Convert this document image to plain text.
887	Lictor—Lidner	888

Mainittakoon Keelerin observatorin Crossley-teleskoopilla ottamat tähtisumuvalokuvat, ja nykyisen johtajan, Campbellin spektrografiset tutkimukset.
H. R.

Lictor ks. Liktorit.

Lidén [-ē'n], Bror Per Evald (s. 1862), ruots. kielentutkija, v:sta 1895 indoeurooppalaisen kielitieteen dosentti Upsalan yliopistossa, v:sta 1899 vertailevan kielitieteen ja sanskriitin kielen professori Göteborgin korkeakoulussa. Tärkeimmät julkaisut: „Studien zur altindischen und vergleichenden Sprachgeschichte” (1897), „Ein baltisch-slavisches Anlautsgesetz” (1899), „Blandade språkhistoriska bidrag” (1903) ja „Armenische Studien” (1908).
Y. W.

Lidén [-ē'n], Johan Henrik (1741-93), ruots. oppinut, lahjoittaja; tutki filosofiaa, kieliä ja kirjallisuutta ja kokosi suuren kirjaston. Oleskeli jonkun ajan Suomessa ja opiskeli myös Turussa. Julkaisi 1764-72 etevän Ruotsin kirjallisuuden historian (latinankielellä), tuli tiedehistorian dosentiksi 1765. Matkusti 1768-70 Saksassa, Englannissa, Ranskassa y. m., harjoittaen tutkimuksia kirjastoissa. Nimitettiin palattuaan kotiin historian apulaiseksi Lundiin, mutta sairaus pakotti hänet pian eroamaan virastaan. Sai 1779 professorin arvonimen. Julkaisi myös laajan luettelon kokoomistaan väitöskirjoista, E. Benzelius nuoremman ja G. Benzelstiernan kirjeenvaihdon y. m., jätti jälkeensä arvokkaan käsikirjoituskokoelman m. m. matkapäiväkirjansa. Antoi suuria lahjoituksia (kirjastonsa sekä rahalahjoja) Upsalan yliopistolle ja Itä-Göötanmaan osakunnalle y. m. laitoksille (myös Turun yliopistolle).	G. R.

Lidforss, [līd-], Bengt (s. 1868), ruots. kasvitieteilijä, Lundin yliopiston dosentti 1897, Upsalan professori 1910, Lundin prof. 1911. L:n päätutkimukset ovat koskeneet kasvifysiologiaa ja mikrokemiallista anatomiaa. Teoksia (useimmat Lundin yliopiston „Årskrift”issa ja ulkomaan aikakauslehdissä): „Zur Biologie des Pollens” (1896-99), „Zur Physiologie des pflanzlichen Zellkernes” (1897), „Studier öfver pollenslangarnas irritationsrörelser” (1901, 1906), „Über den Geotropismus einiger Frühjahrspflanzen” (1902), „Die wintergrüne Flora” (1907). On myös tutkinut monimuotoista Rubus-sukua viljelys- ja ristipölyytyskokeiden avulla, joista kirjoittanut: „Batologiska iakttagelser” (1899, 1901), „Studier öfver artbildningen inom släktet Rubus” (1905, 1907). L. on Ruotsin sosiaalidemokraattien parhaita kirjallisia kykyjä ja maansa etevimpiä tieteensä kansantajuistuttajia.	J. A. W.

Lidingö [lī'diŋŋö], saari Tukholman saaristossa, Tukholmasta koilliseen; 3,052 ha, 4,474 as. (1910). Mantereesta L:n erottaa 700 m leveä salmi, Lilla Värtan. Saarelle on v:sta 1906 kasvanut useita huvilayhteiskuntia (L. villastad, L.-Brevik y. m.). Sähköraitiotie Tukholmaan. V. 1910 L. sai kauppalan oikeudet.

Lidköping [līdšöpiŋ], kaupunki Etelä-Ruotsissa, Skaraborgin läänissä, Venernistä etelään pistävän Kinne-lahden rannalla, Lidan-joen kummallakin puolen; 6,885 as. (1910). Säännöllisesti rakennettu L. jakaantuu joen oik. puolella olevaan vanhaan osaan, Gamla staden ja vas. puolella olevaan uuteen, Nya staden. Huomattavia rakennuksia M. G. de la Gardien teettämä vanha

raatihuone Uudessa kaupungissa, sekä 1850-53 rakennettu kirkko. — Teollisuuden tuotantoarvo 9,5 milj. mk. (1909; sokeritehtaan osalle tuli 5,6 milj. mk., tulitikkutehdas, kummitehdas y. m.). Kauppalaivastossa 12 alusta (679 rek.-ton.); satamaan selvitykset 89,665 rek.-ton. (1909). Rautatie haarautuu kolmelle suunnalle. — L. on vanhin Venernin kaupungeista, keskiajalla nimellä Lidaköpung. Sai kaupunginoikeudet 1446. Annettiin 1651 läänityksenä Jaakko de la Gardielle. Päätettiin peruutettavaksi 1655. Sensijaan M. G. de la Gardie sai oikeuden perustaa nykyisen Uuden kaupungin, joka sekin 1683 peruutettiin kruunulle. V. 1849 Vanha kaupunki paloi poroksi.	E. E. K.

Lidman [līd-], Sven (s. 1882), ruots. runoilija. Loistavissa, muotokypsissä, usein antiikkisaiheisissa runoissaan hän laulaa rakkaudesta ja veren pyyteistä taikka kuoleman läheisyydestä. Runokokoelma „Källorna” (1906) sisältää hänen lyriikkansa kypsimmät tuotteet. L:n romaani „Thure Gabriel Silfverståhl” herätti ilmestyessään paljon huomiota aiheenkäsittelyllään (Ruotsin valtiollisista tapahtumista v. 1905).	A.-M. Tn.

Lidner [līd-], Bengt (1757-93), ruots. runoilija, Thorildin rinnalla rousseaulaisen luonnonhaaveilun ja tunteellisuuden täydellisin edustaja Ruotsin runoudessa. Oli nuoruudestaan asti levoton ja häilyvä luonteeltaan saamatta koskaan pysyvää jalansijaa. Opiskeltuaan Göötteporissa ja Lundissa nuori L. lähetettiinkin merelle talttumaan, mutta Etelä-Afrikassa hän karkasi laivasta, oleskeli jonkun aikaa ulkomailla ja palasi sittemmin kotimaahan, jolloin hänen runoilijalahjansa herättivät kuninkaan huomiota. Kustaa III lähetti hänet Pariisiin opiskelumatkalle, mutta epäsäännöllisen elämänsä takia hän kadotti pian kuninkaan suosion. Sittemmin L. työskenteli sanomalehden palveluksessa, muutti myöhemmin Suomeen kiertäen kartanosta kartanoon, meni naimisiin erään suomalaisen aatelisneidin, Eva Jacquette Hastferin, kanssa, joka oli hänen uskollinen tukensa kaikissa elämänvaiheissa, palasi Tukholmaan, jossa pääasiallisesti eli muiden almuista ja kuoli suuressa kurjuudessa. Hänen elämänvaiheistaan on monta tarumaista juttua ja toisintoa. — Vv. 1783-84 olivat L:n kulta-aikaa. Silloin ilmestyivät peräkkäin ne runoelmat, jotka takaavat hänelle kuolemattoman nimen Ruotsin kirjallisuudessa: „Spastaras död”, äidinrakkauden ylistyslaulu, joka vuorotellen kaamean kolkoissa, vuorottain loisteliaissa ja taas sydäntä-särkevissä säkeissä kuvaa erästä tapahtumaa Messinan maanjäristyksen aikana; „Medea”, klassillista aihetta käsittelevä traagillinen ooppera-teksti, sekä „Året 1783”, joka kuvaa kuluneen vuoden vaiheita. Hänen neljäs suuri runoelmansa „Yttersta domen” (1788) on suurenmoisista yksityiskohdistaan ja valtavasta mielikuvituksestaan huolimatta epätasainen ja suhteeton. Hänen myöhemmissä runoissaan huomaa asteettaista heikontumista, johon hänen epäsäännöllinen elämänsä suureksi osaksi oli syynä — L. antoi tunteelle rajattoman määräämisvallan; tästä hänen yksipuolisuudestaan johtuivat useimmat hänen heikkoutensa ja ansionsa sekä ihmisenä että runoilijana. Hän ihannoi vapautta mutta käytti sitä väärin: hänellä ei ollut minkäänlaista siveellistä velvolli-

* Stated problem:
Copy out each line that contains the word "Lictor".

* Answer for this exercise:
887	Lictor—Lidner	888
Lictor ks. Liktorit.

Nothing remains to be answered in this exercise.